**WHAT THE TASK ASKS:** Determine how many lines carry the word "document". Output that number only.

**ENTRIES SHOWN:**
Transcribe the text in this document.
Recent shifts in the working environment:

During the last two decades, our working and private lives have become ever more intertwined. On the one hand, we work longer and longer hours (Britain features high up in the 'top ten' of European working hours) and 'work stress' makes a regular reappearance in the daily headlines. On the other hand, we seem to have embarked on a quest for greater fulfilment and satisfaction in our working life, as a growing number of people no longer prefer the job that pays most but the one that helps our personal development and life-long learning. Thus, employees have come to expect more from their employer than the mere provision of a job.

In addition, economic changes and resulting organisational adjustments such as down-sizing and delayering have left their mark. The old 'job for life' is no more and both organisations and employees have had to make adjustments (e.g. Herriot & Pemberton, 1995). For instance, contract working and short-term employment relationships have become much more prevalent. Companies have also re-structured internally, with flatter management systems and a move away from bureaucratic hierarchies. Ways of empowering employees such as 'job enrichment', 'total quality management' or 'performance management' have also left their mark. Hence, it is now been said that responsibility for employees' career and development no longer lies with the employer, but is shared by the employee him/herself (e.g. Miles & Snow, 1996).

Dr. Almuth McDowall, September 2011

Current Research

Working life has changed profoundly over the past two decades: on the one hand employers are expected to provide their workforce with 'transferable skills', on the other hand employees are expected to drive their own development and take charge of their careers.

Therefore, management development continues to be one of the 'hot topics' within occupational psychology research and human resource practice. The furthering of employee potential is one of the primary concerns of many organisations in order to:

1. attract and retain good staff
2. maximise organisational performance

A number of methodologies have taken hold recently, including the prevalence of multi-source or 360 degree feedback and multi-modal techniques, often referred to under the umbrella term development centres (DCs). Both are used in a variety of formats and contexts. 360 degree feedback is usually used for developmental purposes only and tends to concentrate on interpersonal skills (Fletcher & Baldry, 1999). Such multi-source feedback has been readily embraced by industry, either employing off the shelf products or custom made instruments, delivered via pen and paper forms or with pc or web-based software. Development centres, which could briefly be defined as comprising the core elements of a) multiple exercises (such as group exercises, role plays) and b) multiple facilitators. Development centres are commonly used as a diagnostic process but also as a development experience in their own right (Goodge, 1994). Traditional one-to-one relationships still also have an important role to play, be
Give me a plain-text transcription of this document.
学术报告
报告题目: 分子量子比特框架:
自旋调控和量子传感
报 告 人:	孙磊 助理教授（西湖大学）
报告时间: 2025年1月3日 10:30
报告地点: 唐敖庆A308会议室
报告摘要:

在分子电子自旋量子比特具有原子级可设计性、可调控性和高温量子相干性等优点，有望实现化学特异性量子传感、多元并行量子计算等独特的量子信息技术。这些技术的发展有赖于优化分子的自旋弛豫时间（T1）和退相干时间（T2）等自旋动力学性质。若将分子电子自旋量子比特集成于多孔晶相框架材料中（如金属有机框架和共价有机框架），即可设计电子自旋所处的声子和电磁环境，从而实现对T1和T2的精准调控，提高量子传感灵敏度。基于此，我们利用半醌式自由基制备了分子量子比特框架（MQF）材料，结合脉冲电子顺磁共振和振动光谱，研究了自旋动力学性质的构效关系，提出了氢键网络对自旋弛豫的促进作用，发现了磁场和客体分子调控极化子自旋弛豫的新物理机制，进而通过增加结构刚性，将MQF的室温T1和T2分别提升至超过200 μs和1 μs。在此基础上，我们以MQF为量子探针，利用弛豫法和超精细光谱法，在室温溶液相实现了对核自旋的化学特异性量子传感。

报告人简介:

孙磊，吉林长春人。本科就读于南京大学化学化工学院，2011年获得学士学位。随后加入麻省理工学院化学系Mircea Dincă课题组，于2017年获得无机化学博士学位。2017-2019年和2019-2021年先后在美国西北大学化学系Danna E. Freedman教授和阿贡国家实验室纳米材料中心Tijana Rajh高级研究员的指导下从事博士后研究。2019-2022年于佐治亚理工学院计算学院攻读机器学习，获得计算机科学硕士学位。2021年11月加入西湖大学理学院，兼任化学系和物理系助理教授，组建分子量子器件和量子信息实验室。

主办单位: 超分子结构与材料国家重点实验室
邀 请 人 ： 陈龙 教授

**ANSWER TO THE TASK:** 2